## Objective
Select from the data all lines with the word "longue".

==========

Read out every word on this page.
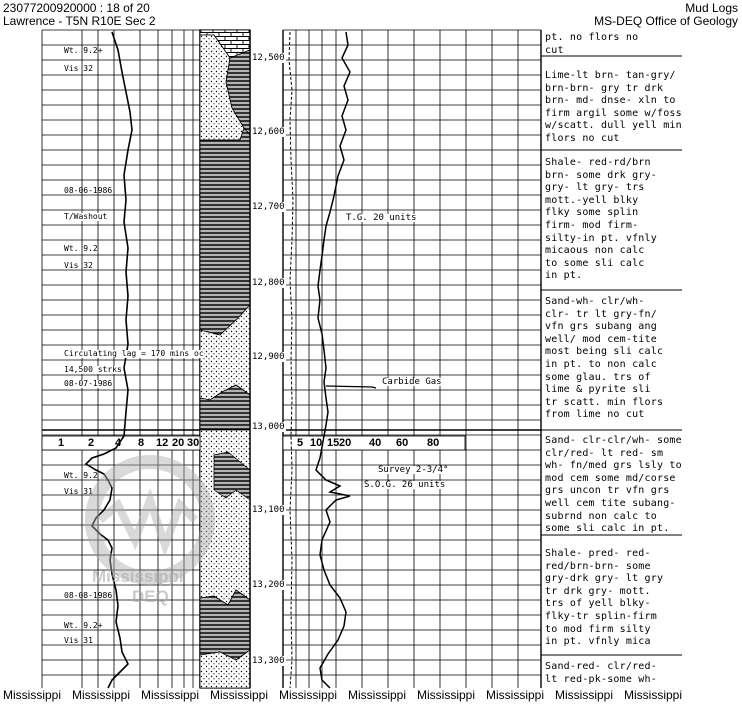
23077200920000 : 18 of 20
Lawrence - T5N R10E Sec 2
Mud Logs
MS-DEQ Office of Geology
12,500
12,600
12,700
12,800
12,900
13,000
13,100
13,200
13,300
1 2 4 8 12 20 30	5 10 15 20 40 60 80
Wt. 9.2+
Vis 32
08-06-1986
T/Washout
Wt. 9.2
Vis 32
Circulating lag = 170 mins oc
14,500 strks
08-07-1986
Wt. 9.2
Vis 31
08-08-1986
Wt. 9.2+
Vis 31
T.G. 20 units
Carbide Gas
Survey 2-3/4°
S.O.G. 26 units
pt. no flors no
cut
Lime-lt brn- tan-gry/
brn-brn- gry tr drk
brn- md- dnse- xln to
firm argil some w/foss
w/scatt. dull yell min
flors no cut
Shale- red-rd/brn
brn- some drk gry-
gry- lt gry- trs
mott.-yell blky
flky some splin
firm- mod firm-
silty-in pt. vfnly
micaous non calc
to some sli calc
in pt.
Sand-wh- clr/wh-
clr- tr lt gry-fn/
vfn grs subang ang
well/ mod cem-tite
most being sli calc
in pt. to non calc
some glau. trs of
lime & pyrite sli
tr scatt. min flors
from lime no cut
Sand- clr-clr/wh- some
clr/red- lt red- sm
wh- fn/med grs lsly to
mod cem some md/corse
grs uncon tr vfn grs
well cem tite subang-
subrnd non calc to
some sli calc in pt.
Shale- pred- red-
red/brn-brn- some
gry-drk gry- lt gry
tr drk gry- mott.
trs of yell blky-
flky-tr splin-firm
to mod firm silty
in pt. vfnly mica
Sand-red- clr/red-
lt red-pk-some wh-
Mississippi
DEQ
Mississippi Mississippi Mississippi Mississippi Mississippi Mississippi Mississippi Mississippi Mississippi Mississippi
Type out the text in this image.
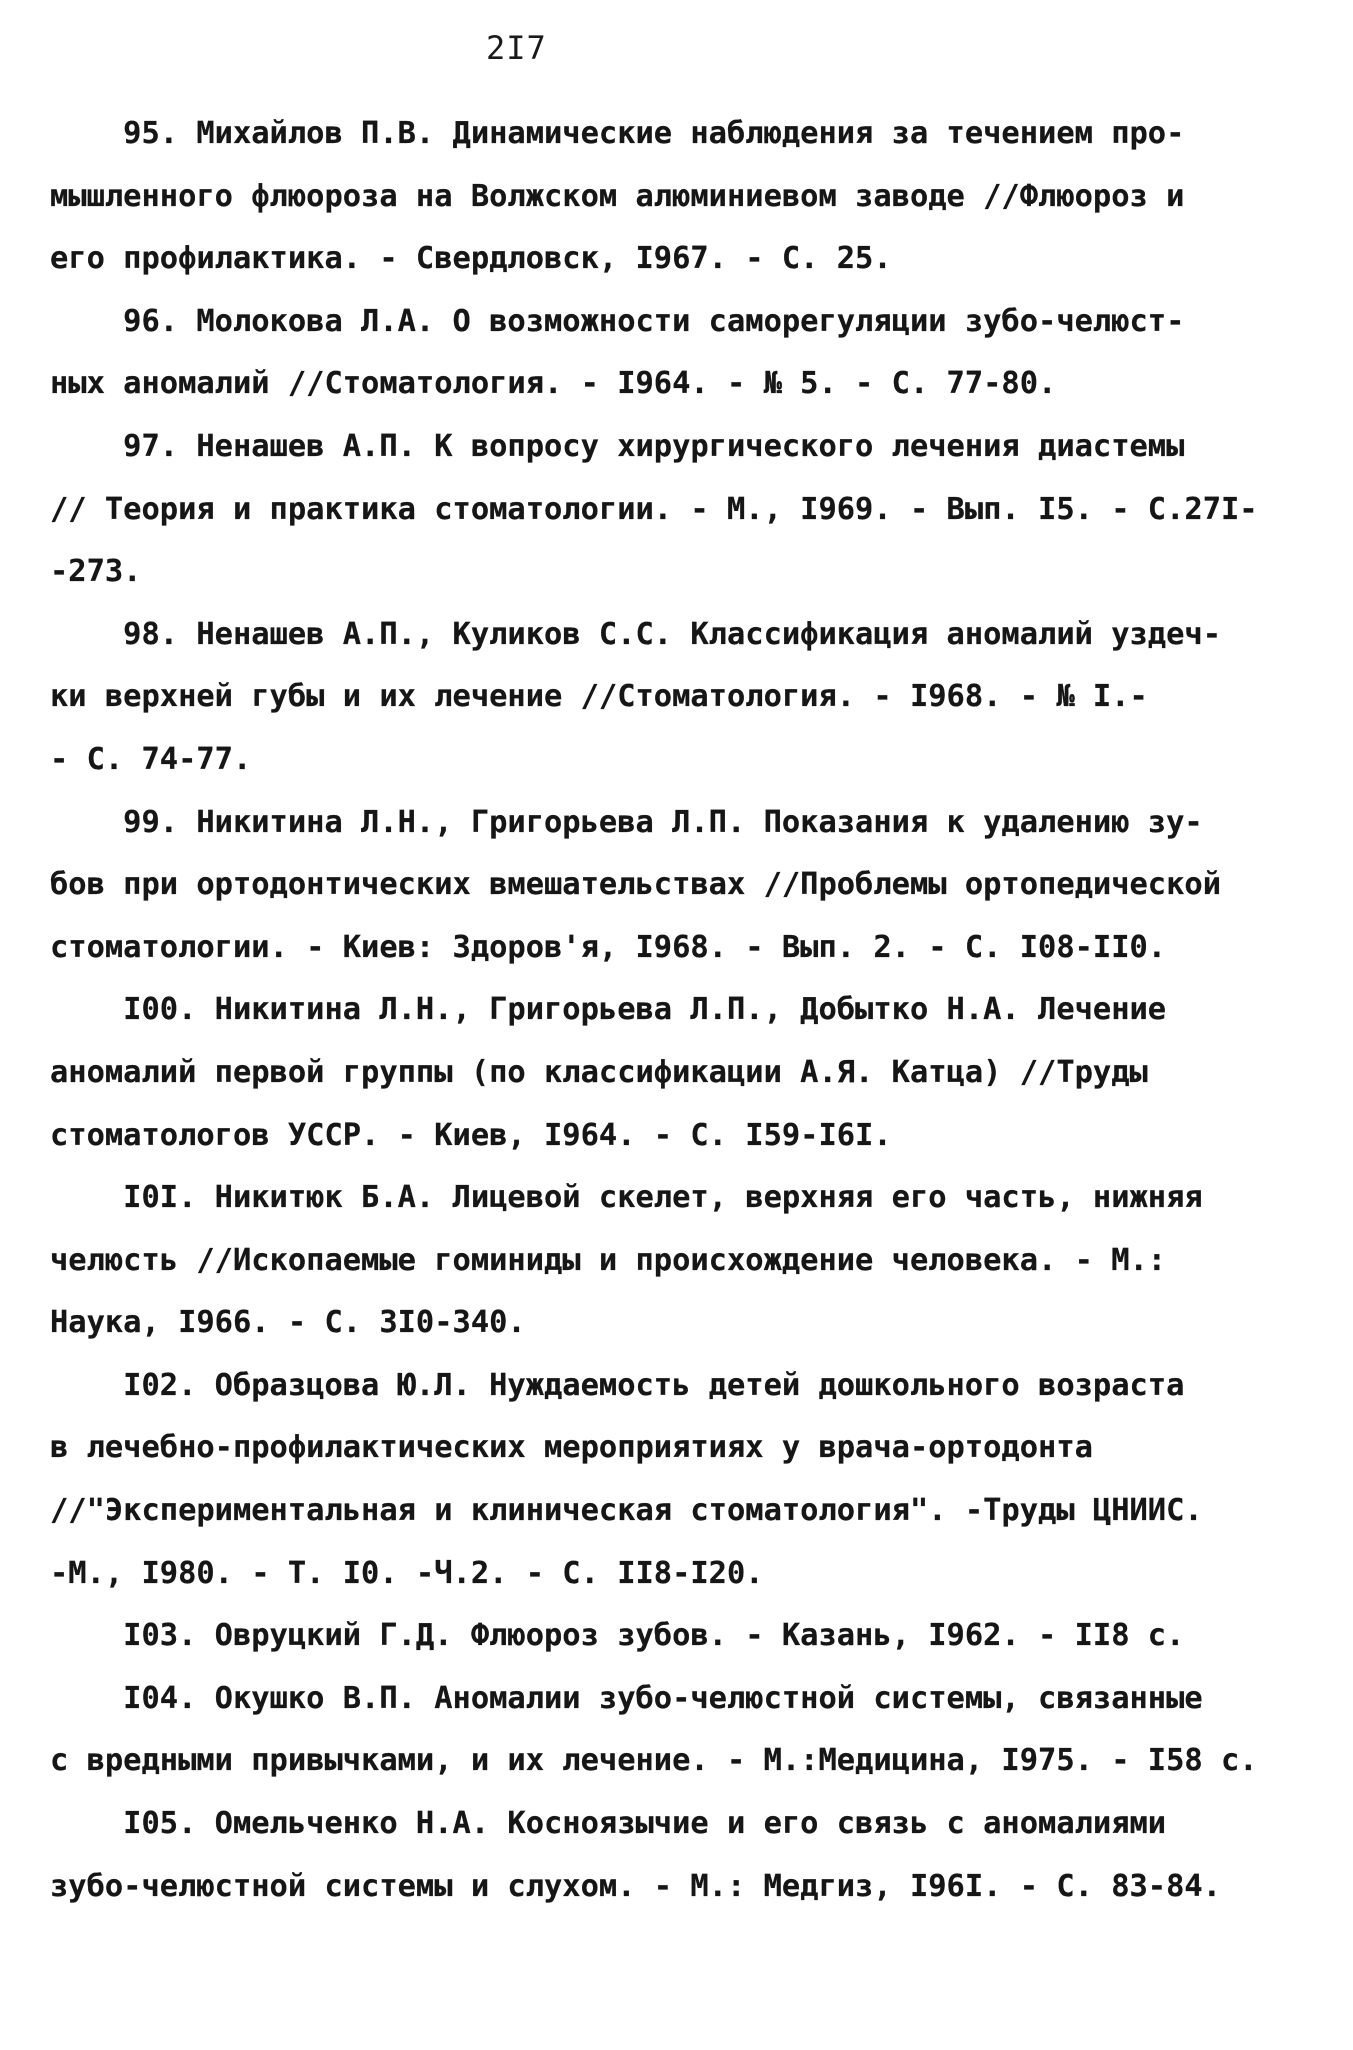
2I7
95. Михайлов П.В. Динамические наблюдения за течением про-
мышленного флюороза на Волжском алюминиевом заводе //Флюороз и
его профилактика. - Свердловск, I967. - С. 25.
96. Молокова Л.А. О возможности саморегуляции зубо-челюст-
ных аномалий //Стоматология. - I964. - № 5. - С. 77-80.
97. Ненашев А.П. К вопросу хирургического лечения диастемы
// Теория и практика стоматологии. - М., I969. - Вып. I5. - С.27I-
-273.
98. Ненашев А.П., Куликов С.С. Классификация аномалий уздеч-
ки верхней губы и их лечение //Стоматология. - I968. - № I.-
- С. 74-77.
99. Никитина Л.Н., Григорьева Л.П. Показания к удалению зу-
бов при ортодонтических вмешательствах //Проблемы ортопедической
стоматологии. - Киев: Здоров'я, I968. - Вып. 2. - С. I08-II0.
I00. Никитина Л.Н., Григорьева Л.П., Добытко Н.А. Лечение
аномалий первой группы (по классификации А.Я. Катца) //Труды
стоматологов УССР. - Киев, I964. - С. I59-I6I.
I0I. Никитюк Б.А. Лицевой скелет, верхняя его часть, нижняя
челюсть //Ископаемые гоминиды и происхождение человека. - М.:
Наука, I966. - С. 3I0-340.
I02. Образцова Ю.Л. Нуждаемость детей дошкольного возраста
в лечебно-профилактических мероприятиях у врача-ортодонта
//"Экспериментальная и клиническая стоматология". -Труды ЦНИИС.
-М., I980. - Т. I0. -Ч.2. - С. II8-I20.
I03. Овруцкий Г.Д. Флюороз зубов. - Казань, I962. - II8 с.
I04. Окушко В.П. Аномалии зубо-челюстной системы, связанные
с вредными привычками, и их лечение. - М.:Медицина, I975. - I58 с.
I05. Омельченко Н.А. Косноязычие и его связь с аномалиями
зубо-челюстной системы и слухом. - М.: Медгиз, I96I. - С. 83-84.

==========

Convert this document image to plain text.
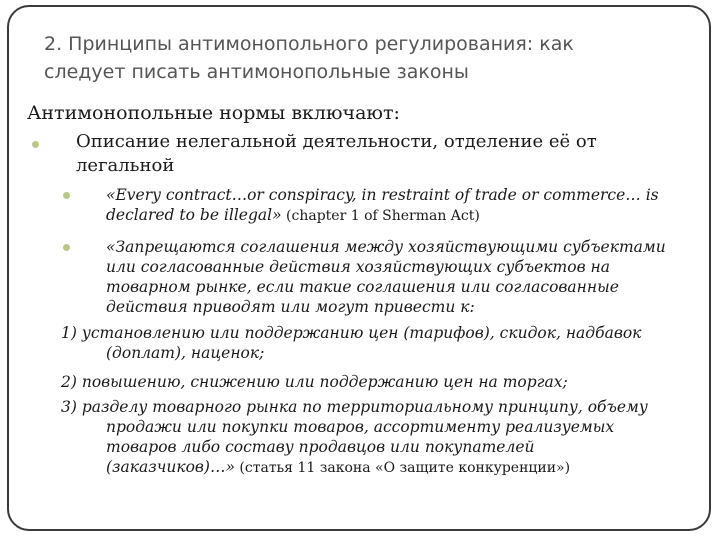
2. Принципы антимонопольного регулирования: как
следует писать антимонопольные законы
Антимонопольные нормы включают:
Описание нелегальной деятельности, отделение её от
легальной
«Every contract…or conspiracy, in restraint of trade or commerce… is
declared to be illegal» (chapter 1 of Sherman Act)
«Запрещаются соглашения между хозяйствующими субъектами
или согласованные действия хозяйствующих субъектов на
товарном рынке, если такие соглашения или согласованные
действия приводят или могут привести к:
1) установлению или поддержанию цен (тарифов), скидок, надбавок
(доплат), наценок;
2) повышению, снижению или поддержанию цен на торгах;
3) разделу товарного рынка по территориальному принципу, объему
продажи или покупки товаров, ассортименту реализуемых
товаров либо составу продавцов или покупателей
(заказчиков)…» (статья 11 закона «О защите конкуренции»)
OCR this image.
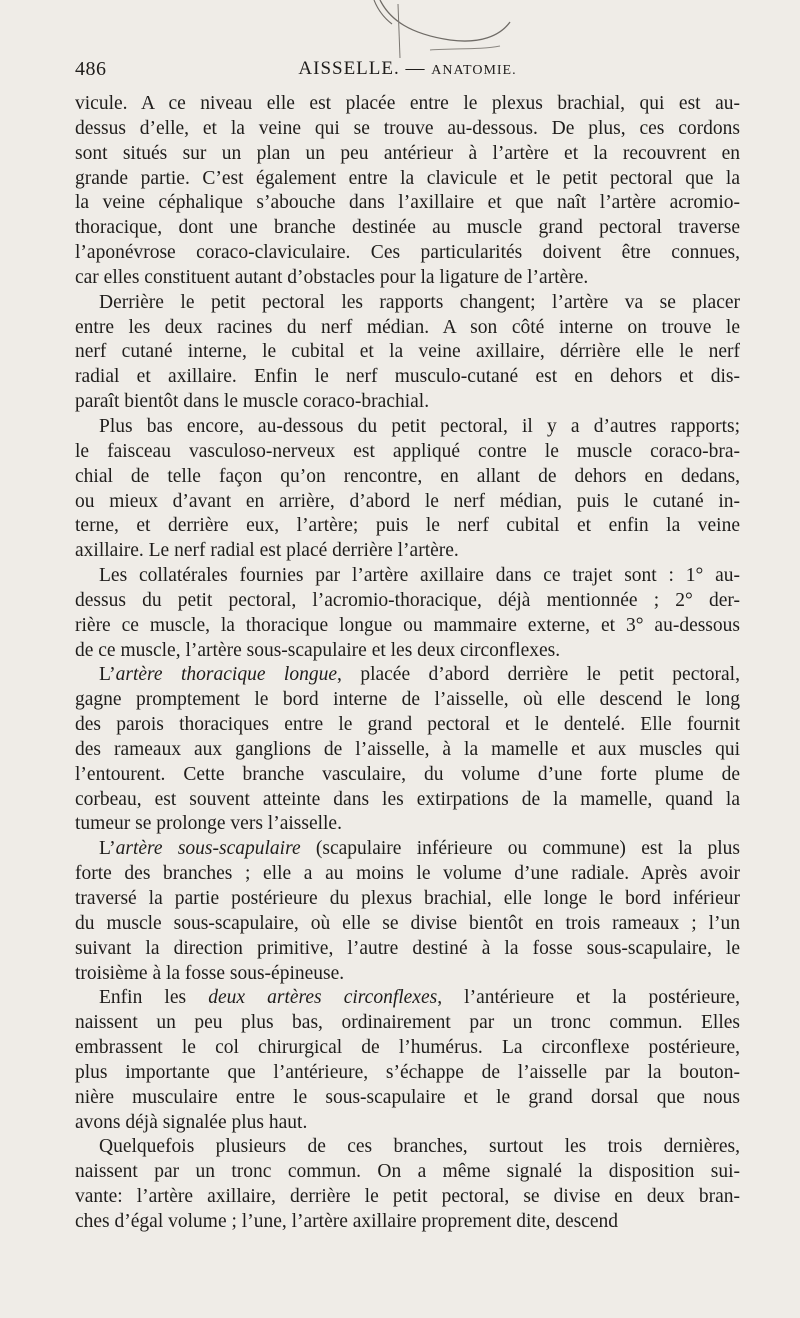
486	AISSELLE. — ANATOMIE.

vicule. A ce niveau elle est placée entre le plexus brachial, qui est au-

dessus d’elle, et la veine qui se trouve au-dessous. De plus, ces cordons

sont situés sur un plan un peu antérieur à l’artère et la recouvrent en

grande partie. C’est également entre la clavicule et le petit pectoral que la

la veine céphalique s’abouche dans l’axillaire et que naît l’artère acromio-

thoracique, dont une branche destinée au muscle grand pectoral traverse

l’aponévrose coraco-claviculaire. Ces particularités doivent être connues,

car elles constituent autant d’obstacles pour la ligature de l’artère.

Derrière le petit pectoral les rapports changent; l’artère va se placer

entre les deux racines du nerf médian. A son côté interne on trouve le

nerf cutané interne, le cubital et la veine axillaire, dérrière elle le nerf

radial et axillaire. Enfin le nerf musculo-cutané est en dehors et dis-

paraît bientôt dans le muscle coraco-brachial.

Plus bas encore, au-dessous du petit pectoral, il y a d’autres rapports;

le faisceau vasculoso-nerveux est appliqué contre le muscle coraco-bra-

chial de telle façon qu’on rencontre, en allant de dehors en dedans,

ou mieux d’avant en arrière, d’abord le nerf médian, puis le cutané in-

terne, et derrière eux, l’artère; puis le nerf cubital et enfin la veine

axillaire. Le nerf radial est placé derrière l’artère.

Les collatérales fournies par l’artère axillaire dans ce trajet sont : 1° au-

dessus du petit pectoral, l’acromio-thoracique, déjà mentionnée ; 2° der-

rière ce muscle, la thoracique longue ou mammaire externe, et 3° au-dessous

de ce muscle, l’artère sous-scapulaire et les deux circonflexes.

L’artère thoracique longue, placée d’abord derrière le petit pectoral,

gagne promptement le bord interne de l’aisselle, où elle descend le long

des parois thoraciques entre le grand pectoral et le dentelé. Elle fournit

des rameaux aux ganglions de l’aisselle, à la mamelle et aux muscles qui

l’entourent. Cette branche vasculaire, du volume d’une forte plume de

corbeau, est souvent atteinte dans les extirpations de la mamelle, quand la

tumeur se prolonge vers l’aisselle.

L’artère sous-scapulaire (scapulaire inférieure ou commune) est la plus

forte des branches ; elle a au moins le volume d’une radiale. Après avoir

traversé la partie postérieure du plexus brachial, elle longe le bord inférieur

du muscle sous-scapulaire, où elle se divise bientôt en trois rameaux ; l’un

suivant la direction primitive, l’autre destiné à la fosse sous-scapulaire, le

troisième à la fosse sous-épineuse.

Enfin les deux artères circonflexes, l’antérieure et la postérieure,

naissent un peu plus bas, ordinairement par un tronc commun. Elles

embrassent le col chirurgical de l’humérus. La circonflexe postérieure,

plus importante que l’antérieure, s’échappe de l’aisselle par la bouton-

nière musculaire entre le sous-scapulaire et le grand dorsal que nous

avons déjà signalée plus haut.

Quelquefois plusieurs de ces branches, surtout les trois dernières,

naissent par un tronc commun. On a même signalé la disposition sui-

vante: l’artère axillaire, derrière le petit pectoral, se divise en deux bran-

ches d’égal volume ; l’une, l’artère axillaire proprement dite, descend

==========

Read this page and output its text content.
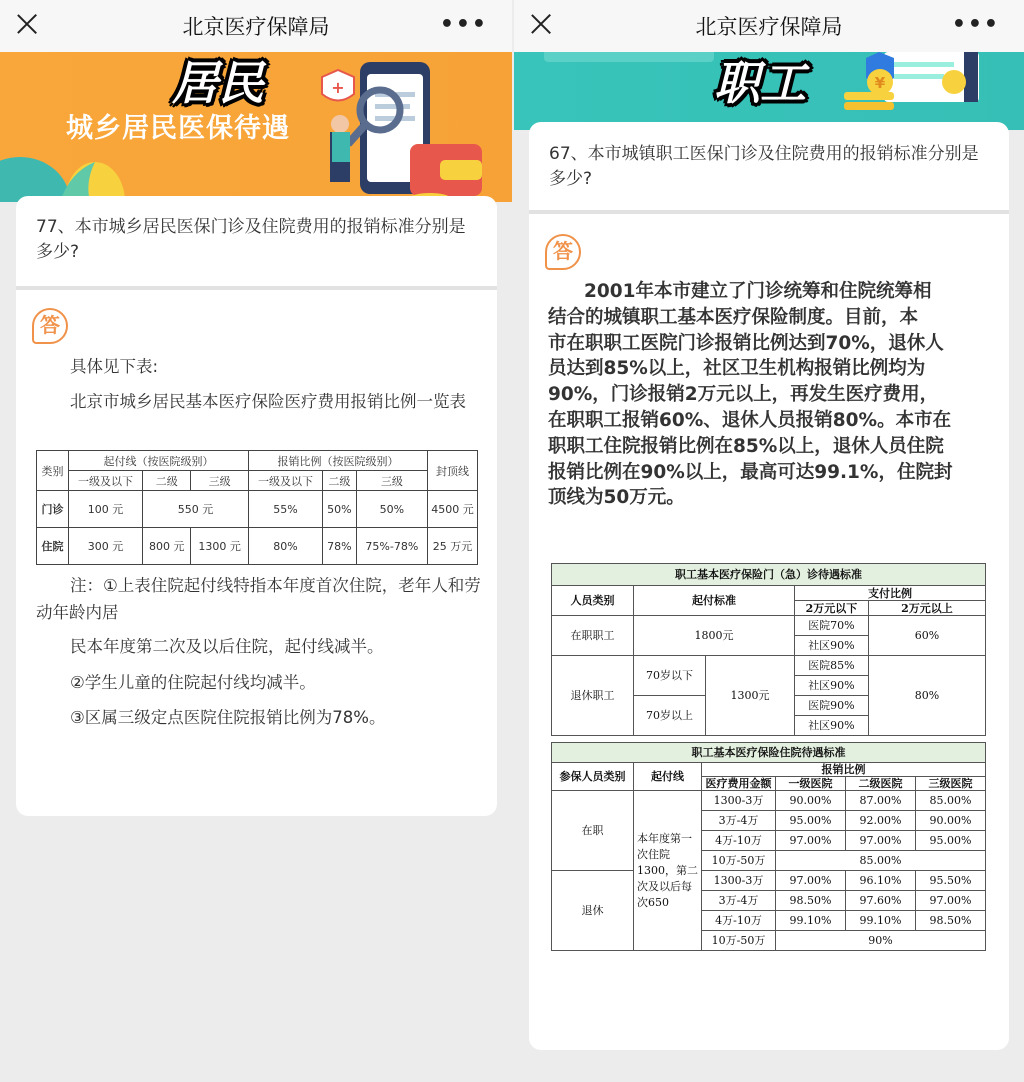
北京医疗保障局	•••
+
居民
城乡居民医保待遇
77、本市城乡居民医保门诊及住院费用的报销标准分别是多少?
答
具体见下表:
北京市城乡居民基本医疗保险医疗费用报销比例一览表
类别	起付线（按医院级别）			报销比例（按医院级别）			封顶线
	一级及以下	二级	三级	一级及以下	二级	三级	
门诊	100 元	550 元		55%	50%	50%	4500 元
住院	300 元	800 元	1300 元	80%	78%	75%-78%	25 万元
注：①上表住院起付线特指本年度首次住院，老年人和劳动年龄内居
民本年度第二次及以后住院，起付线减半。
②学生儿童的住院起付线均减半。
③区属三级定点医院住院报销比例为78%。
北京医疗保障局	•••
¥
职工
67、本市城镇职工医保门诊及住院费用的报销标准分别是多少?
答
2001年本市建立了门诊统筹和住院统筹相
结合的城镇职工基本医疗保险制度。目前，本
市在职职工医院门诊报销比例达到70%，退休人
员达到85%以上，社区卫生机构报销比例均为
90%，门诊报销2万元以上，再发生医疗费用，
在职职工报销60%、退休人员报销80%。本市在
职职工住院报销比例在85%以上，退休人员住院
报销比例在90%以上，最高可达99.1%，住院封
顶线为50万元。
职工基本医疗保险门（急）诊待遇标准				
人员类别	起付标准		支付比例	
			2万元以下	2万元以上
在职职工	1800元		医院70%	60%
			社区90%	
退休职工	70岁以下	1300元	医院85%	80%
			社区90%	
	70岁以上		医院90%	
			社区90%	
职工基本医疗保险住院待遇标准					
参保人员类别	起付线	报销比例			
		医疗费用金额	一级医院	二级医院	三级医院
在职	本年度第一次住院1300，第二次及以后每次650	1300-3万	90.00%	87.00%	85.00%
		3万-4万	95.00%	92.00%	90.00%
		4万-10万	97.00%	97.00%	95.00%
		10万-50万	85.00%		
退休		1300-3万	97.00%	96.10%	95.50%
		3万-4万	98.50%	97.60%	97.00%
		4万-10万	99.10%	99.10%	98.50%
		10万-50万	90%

==========

## Solved exercise
rière ce muscle, la thoracique longue ou mammaire externe, et 3° au-dessous
L’artère thoracique longue, placée d’abord derrière le petit pectoral,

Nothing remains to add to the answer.